- [Directions for this task]:
Search the data below for the word "gender" and copy each line that holds it.

- [Data extract]:
______
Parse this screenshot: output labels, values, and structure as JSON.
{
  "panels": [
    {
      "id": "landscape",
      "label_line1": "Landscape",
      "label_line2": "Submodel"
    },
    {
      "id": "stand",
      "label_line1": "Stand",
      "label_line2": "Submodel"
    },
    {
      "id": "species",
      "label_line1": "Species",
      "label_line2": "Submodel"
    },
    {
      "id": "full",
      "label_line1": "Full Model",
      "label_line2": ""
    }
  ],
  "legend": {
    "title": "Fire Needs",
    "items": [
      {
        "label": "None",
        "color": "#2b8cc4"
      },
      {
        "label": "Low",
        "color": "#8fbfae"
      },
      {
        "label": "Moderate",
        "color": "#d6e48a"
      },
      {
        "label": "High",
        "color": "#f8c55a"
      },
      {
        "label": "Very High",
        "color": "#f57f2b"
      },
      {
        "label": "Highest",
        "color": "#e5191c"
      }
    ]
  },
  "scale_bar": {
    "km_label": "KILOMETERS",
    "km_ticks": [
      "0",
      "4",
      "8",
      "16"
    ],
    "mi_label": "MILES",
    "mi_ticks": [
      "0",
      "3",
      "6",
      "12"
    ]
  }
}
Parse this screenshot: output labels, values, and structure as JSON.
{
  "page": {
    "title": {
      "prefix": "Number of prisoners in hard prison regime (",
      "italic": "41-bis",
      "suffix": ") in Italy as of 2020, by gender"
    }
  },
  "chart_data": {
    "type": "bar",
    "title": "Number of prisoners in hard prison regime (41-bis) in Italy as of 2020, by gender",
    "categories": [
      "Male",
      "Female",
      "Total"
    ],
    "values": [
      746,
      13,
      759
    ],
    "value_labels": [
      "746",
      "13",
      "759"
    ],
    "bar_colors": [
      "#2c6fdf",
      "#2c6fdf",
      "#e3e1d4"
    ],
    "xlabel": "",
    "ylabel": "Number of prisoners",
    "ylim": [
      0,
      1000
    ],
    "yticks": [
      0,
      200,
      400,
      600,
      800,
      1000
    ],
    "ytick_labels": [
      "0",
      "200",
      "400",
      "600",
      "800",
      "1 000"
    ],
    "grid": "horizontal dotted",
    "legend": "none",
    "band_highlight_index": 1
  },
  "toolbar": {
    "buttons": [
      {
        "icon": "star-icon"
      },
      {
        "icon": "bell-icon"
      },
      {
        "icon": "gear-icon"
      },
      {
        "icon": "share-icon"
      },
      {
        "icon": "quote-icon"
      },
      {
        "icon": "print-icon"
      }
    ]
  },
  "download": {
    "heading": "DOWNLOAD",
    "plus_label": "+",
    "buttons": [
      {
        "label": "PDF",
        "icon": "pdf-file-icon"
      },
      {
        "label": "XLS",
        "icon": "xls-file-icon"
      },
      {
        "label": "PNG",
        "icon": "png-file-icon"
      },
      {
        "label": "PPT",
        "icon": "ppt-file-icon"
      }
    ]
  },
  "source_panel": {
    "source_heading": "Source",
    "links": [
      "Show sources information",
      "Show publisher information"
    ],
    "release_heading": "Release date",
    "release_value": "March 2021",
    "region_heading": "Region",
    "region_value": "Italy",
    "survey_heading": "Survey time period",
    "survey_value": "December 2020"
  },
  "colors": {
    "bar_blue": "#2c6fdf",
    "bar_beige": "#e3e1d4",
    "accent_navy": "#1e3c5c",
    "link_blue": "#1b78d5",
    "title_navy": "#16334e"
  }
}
______
- [Output]:
      "suffix": ") in Italy as of 2020, by gender"
    "title": "Number of prisoners in hard prison regime (41-bis) in Italy as of 2020, by gender",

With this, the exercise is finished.